**Task brief:**
Scan the data beneath this task and copy each line that includes "range".

**Entries provided:**
*****
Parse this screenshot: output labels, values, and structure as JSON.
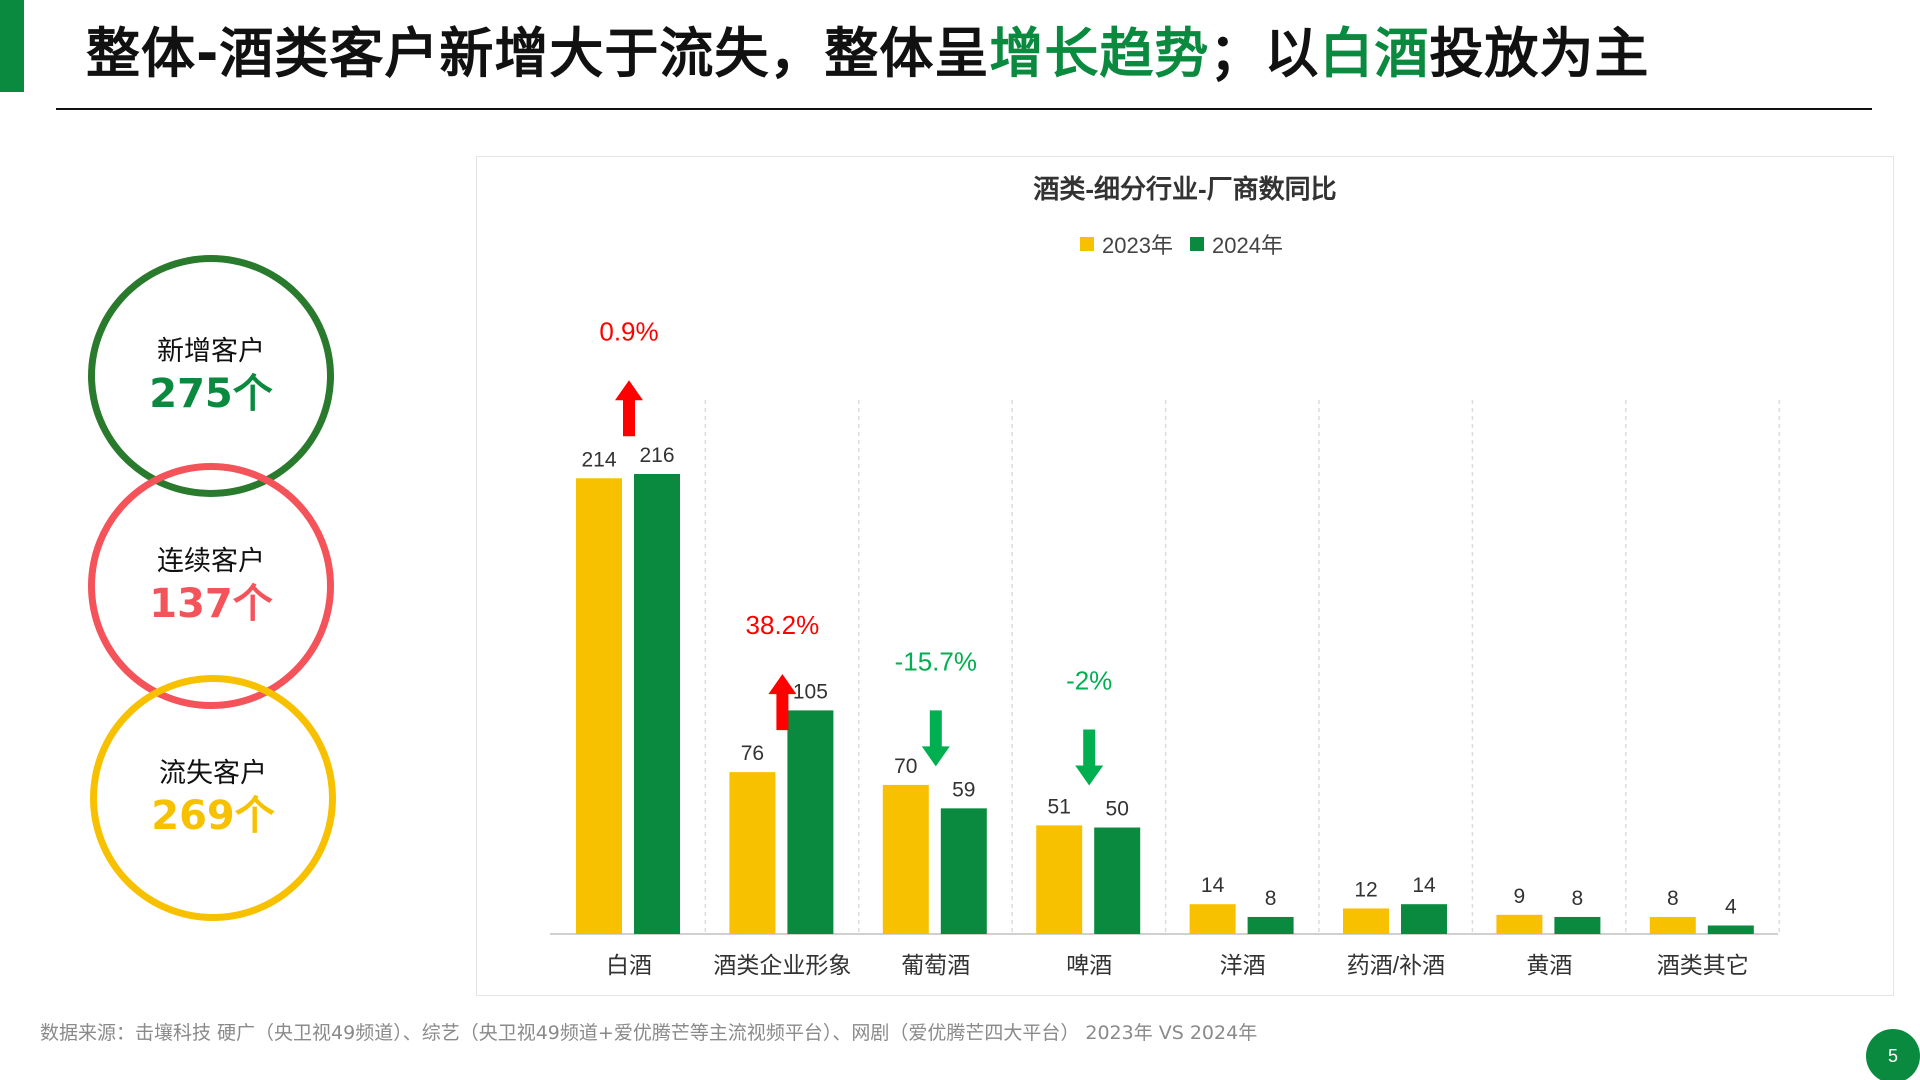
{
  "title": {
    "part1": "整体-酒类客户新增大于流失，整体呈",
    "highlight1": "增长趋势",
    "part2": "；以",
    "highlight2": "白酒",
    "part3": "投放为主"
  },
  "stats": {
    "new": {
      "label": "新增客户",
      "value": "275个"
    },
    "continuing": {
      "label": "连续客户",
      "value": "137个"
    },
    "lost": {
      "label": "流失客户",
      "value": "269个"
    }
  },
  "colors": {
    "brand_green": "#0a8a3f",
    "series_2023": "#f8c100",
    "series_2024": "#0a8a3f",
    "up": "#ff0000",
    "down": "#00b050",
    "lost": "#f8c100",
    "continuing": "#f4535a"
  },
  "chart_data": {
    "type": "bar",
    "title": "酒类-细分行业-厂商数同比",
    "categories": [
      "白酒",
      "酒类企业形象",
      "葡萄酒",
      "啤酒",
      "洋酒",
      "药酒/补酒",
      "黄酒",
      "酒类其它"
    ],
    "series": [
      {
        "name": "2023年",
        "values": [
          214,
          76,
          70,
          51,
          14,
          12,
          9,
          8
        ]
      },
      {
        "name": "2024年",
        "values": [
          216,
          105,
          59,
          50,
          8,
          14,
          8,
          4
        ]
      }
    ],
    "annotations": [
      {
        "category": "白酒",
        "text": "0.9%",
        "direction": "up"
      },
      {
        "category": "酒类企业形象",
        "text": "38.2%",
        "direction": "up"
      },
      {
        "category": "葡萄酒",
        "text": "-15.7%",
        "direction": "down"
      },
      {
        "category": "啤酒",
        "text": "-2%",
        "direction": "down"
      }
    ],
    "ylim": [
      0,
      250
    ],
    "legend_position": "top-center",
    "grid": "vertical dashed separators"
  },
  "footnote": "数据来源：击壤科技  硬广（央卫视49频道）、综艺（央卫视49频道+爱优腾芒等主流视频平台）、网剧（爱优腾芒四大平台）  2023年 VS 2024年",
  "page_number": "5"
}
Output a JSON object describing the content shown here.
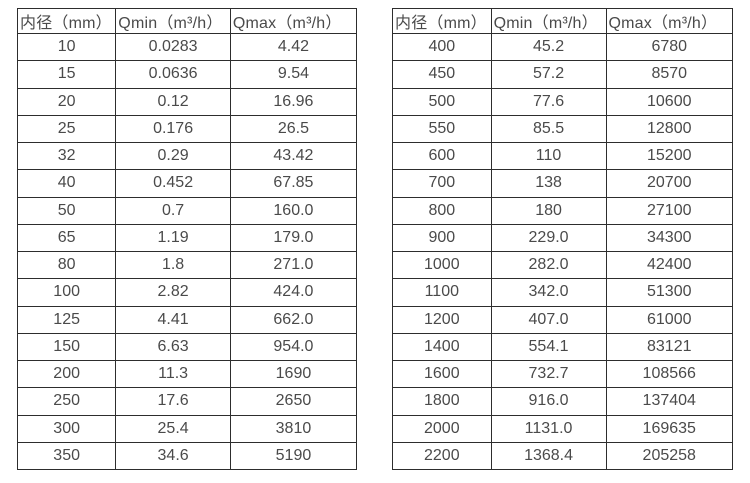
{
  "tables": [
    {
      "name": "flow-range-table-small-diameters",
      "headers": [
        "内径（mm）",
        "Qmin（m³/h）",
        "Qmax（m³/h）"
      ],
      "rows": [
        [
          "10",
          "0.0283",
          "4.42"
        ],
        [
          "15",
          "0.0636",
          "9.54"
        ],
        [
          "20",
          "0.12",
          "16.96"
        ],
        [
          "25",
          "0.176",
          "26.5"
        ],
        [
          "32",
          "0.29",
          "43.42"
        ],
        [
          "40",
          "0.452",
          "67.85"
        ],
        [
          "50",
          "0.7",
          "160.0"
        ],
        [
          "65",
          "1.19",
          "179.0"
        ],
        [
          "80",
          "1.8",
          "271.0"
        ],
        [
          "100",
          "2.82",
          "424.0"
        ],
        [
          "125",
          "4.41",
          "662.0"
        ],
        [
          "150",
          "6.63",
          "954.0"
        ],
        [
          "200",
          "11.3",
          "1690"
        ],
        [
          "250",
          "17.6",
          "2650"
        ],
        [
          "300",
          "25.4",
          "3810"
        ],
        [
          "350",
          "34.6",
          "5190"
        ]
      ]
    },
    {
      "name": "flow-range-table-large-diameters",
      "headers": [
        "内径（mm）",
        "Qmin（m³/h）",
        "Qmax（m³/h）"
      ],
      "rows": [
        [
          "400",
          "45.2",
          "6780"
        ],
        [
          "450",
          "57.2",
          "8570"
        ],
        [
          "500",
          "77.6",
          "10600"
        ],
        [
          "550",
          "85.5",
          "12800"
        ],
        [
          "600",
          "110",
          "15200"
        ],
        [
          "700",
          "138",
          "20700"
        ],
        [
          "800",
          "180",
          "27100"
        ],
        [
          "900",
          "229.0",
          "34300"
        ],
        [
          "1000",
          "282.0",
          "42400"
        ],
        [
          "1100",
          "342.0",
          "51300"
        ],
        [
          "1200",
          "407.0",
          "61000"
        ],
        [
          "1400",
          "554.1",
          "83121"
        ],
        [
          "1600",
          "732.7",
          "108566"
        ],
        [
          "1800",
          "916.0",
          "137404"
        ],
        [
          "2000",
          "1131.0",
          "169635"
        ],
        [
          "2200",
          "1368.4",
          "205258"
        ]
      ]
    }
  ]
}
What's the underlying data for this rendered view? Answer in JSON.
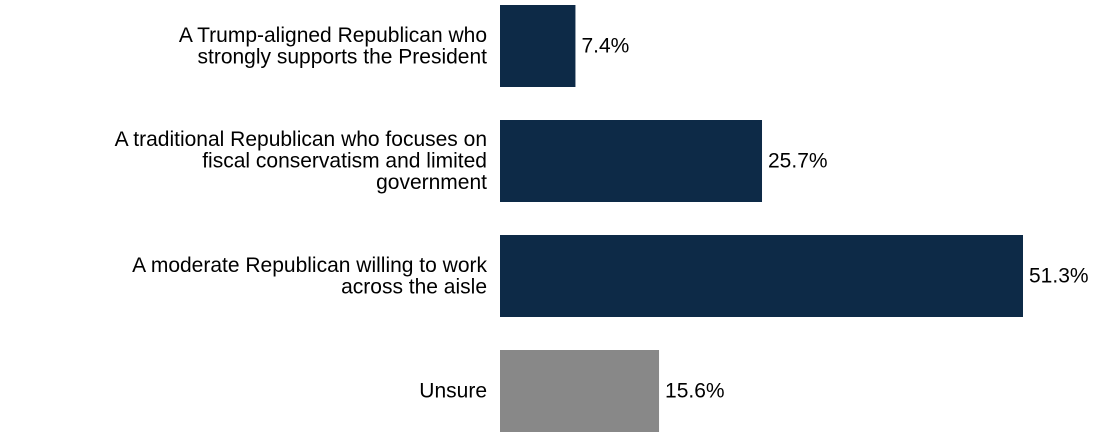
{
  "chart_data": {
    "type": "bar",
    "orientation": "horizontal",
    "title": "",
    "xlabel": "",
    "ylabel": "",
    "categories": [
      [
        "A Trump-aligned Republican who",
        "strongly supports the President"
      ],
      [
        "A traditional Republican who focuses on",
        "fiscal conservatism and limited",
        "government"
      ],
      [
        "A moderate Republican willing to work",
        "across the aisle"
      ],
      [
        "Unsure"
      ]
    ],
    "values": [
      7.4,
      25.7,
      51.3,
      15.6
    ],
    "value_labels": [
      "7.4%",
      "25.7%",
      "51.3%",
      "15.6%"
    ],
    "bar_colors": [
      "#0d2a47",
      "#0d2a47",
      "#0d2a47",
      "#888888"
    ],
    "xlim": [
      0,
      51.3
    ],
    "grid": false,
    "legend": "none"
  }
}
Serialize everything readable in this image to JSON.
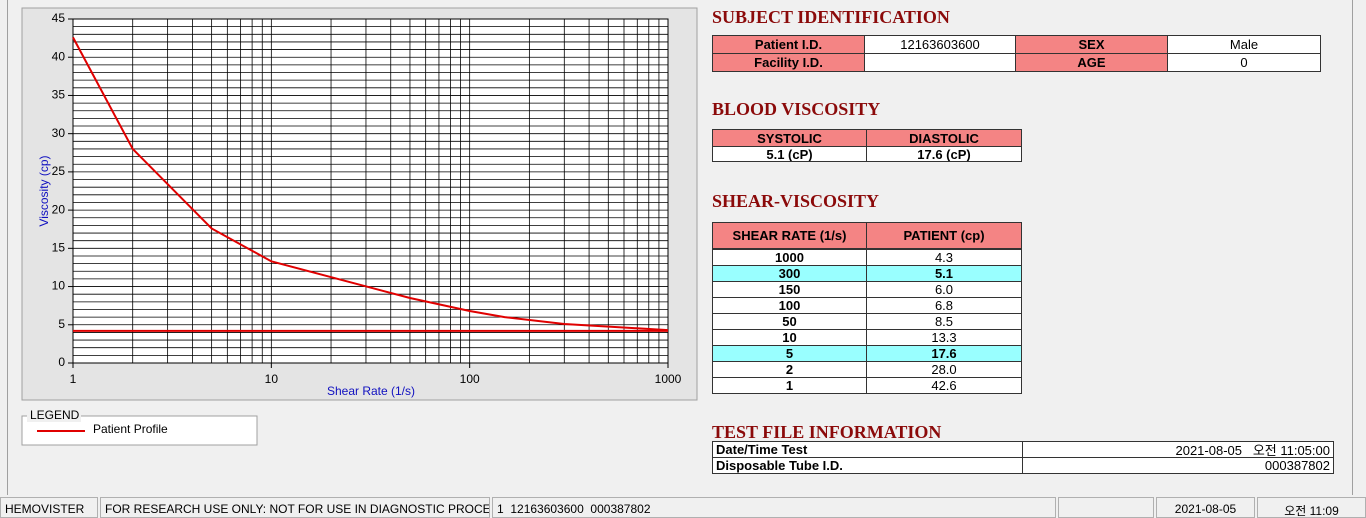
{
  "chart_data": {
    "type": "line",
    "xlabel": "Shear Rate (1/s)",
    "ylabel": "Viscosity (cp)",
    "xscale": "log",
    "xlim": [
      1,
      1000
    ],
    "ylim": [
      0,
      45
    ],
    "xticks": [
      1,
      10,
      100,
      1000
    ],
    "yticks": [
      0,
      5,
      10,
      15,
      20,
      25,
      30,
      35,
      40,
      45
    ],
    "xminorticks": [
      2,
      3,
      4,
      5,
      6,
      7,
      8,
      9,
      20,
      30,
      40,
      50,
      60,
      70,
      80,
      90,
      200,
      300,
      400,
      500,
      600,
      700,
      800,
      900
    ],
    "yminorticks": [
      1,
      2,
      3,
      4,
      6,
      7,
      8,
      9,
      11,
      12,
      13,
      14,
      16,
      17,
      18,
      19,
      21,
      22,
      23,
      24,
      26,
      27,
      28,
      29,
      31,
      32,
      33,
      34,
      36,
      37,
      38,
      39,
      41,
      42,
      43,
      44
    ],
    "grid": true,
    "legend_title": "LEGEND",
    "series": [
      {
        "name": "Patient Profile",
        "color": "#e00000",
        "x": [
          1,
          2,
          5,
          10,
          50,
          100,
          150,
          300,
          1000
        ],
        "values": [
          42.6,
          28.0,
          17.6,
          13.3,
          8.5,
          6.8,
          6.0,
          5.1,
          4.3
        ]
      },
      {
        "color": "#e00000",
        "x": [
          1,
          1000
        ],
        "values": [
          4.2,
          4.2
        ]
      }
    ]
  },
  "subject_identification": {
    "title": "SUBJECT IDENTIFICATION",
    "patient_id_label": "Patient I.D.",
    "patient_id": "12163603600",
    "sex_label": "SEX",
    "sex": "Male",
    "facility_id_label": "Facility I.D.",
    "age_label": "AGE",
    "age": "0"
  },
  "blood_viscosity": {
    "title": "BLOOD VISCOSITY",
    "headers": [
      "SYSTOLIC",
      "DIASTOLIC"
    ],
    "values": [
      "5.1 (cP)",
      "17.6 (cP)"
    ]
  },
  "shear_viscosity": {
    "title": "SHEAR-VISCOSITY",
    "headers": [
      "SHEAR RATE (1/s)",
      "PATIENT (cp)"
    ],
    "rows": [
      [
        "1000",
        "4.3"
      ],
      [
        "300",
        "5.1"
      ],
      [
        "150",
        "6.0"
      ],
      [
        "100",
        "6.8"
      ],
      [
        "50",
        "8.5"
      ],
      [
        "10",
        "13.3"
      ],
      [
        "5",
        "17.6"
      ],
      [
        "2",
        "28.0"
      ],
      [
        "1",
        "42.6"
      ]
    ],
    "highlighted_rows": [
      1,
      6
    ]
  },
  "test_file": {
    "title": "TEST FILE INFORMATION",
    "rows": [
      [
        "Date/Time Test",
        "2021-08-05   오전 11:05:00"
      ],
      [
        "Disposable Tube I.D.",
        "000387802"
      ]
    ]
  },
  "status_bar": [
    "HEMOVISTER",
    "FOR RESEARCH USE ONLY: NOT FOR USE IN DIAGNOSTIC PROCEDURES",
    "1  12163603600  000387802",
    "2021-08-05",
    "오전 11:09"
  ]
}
*****
**Written solution:**
      "name": "flow-range-table-small-diameters",
      "name": "flow-range-table-large-diameters",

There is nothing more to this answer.